(Data entries)
__________________________________________________
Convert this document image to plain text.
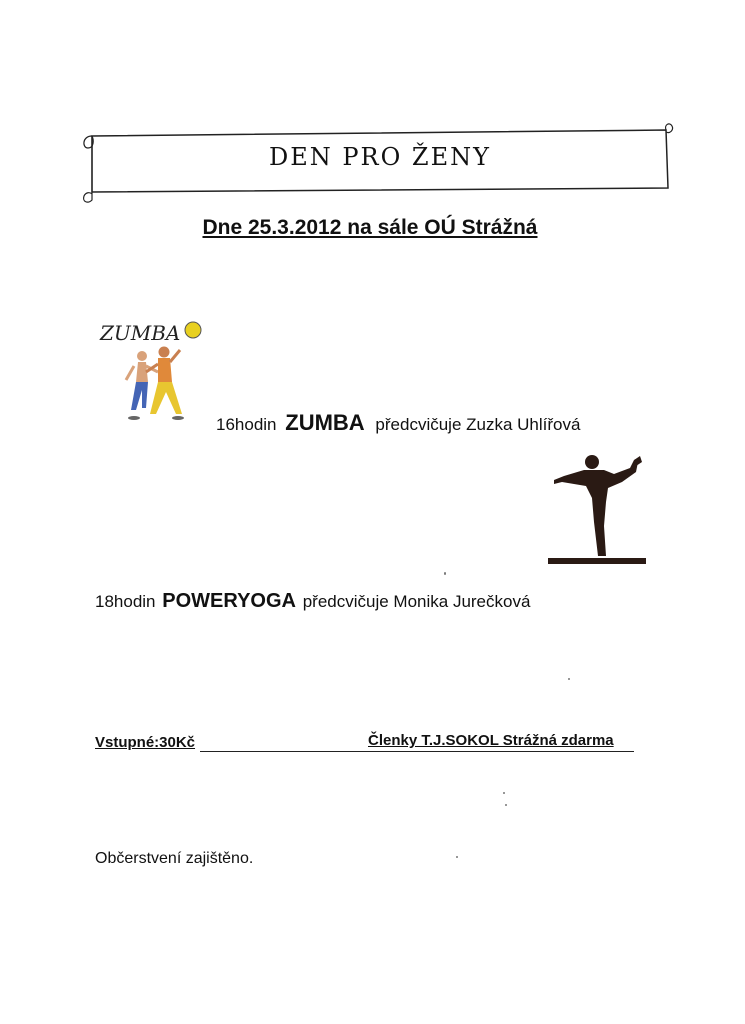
DEN PRO ŽENY
Dne 25.3.2012 na sále OÚ Strážná
ZUMBA
16hodin ZUMBA předcvičuje Zuzka Uhlířová
18hodin POWERYOGA předcvičuje Monika Jurečková
Vstupné:30Kč	Členky T.J.SOKOL Strážná zdarma
Občerstvení zajištěno.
__________________________________________________
▶ [Problem statement]: Output an exact copy of the material, with the pictures removed.

▶ [Reply to the exercise]:
Convert this document image to plain text.
DEN PRO ŽENY
Dne 25.3.2012 na sále OÚ Strážná
ZUMBA
16hodin ZUMBA předcvičuje Zuzka Uhlířová
18hodin POWERYOGA předcvičuje Monika Jurečková
Vstupné:30Kč	Členky T.J.SOKOL Strážná zdarma
Občerstvení zajištěno.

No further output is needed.